[EXERCISE MATERIALS — start]

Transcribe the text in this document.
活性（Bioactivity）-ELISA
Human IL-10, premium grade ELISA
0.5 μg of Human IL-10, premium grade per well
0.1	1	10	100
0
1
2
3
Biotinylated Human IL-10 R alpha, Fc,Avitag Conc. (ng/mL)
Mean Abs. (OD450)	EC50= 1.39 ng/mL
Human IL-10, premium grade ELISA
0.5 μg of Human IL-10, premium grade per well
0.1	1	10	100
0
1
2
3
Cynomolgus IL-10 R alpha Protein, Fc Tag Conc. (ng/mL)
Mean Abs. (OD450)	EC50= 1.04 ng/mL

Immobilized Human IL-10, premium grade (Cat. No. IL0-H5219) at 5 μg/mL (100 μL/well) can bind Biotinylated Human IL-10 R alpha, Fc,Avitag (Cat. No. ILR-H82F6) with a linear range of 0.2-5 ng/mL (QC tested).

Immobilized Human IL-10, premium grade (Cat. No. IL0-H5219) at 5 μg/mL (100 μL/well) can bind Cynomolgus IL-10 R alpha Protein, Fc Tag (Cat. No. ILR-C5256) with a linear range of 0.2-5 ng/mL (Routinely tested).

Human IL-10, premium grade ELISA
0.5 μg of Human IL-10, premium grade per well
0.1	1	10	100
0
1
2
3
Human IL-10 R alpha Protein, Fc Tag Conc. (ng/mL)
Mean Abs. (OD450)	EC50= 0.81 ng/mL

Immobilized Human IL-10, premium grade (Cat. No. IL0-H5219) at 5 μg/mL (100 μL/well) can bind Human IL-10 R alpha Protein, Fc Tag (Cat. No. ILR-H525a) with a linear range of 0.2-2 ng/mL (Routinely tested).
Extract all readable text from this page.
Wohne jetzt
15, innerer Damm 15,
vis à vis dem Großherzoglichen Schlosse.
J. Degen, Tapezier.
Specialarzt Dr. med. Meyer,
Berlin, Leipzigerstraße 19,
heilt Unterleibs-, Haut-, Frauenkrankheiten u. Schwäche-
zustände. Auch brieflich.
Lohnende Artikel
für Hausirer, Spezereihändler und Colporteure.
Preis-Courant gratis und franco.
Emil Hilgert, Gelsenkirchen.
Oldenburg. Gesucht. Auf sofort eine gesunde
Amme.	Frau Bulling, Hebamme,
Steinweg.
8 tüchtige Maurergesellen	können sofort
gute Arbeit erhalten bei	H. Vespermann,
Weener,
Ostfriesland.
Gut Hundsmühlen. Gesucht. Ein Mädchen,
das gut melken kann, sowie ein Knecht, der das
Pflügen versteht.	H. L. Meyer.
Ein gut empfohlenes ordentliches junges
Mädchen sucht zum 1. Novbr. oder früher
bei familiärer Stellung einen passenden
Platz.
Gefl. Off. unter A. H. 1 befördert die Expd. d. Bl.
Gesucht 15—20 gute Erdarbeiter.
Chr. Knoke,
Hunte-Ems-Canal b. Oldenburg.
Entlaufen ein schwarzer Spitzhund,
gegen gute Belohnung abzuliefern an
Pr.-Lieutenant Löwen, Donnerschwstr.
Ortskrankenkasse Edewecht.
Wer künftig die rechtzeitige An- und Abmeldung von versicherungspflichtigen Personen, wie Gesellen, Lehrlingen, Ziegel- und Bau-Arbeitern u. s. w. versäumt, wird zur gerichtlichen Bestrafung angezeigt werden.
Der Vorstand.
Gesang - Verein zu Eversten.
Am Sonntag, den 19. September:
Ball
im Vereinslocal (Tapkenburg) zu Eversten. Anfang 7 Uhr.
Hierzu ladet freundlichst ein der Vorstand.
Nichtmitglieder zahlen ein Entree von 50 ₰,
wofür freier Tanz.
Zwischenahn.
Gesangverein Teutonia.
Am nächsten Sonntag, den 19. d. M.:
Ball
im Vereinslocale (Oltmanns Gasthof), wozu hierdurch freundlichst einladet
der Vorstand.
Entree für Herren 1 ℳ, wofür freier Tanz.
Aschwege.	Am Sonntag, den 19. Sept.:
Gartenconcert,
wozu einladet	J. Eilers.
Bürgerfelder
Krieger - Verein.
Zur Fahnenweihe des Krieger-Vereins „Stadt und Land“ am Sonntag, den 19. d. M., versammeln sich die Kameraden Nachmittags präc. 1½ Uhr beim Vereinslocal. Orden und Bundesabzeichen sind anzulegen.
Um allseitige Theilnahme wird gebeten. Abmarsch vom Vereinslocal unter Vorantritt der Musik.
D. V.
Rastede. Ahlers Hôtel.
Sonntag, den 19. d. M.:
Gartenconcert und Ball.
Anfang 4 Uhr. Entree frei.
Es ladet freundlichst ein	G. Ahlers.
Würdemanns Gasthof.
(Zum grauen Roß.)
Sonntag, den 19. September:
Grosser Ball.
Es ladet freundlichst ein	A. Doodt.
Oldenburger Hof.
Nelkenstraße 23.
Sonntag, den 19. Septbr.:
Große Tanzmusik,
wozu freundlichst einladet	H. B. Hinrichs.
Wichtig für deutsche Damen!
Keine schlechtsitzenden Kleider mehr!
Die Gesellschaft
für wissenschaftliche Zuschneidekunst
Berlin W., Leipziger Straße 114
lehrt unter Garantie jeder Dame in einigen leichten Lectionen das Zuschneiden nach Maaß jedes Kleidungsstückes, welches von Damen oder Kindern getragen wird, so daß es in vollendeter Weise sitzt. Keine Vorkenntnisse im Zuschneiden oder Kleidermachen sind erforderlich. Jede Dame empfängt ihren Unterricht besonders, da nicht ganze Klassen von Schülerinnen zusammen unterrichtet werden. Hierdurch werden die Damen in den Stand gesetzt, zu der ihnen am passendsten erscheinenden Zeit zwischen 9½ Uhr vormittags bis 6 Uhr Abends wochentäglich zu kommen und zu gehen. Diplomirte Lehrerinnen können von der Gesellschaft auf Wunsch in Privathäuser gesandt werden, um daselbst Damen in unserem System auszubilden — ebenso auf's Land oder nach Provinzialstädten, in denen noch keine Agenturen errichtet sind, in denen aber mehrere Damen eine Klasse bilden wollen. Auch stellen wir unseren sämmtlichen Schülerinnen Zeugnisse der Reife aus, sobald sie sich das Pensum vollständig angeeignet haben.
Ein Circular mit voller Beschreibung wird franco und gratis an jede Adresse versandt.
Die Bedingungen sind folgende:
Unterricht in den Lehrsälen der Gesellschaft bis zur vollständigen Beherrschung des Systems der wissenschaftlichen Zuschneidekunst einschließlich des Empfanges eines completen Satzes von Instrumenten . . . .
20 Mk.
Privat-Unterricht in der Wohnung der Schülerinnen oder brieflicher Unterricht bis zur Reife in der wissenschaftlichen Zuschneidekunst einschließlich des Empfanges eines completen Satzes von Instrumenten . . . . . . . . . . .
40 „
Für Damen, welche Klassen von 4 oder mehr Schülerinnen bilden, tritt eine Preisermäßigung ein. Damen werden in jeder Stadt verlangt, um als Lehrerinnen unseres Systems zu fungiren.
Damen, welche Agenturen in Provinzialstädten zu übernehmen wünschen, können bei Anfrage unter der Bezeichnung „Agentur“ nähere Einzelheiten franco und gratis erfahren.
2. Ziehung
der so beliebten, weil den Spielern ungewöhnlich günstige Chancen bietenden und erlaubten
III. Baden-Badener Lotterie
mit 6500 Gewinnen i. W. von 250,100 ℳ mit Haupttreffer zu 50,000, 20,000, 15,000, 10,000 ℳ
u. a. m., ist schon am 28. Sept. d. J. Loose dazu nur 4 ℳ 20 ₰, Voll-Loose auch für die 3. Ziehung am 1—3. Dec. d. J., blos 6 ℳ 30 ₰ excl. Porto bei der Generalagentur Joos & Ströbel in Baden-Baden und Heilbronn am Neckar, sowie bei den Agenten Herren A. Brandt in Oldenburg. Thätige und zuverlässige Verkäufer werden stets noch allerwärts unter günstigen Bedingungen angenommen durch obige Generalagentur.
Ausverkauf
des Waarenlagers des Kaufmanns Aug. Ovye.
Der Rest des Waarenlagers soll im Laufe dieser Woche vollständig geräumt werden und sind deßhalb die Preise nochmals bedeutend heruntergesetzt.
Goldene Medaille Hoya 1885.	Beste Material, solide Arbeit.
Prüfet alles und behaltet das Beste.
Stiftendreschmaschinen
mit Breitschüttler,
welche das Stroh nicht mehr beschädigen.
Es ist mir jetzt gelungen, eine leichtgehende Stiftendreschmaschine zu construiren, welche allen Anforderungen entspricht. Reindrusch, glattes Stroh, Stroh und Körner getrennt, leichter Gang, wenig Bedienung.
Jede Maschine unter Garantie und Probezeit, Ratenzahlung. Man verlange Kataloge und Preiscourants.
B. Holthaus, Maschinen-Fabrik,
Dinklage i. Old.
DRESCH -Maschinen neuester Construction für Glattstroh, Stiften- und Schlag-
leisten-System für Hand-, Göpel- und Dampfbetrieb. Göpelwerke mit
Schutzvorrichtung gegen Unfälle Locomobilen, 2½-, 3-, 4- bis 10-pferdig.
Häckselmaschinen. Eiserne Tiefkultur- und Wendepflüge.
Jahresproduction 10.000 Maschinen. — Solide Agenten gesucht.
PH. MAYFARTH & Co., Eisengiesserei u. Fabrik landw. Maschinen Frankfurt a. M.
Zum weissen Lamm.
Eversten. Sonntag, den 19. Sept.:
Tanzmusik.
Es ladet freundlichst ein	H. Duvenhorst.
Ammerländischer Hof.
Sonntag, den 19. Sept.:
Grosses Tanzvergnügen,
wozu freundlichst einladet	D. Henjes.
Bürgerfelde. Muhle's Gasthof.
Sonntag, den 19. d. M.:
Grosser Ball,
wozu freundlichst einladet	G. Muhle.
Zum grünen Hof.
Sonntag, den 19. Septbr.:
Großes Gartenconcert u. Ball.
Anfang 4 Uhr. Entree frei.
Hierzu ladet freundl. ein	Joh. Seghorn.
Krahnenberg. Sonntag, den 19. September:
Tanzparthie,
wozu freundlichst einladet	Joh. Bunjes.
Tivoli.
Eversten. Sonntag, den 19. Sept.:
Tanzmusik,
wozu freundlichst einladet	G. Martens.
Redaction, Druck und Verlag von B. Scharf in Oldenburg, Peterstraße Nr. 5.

[EXERCISE MATERIALS — finish]

If a line in the data above holds the word "Baden", count it, and give only the final number.

▶ **YOUR RESPONSE**:
2